Source data:
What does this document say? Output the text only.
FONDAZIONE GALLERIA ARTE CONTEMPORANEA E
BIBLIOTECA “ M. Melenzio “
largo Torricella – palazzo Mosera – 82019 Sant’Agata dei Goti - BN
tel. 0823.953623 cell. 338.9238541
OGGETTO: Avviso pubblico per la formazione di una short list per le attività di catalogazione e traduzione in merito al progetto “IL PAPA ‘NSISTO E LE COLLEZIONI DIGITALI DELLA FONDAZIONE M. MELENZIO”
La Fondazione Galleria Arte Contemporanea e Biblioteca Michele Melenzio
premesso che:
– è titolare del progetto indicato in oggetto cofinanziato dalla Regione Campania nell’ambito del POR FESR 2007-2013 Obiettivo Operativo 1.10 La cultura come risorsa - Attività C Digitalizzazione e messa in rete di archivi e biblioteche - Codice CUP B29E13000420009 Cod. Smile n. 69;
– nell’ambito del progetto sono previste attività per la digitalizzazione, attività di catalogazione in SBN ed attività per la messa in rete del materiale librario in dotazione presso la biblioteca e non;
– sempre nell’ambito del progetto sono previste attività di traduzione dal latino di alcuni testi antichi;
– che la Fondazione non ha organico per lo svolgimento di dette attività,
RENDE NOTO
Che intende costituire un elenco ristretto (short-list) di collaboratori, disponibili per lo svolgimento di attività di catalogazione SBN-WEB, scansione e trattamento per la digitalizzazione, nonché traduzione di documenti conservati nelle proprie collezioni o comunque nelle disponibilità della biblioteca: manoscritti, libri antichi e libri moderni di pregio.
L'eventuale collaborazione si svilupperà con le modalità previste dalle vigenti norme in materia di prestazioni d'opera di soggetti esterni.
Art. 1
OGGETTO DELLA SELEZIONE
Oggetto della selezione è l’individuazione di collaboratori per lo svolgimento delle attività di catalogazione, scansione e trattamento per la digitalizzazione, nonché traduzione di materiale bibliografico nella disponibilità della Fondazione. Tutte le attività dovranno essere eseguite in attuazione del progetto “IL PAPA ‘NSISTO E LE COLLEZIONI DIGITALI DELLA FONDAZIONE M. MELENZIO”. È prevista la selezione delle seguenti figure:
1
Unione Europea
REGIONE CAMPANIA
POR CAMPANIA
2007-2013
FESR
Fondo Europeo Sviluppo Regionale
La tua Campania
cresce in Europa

**Required task**: Write out all the lines again, exactly as they are.

**Result for this exercise**:
What does this document say? Output the text only.
FONDAZIONE GALLERIA ARTE CONTEMPORANEA E
BIBLIOTECA “ M. Melenzio “
largo Torricella – palazzo Mosera – 82019 Sant’Agata dei Goti - BN
tel. 0823.953623 cell. 338.9238541
OGGETTO: Avviso pubblico per la formazione di una short list per le attività di catalogazione e traduzione in merito al progetto “IL PAPA ‘NSISTO E LE COLLEZIONI DIGITALI DELLA FONDAZIONE M. MELENZIO”
La Fondazione Galleria Arte Contemporanea e Biblioteca Michele Melenzio
premesso che:
– è titolare del progetto indicato in oggetto cofinanziato dalla Regione Campania nell’ambito del POR FESR 2007-2013 Obiettivo Operativo 1.10 La cultura come risorsa - Attività C Digitalizzazione e messa in rete di archivi e biblioteche - Codice CUP B29E13000420009 Cod. Smile n. 69;
– nell’ambito del progetto sono previste attività per la digitalizzazione, attività di catalogazione in SBN ed attività per la messa in rete del materiale librario in dotazione presso la biblioteca e non;
– sempre nell’ambito del progetto sono previste attività di traduzione dal latino di alcuni testi antichi;
– che la Fondazione non ha organico per lo svolgimento di dette attività,
RENDE NOTO
Che intende costituire un elenco ristretto (short-list) di collaboratori, disponibili per lo svolgimento di attività di catalogazione SBN-WEB, scansione e trattamento per la digitalizzazione, nonché traduzione di documenti conservati nelle proprie collezioni o comunque nelle disponibilità della biblioteca: manoscritti, libri antichi e libri moderni di pregio.
L'eventuale collaborazione si svilupperà con le modalità previste dalle vigenti norme in materia di prestazioni d'opera di soggetti esterni.
Art. 1
OGGETTO DELLA SELEZIONE
Oggetto della selezione è l’individuazione di collaboratori per lo svolgimento delle attività di catalogazione, scansione e trattamento per la digitalizzazione, nonché traduzione di materiale bibliografico nella disponibilità della Fondazione. Tutte le attività dovranno essere eseguite in attuazione del progetto “IL PAPA ‘NSISTO E LE COLLEZIONI DIGITALI DELLA FONDAZIONE M. MELENZIO”. È prevista la selezione delle seguenti figure:
1
Unione Europea
REGIONE CAMPANIA
POR CAMPANIA
2007-2013
FESR
Fondo Europeo Sviluppo Regionale
La tua Campania
cresce in Europa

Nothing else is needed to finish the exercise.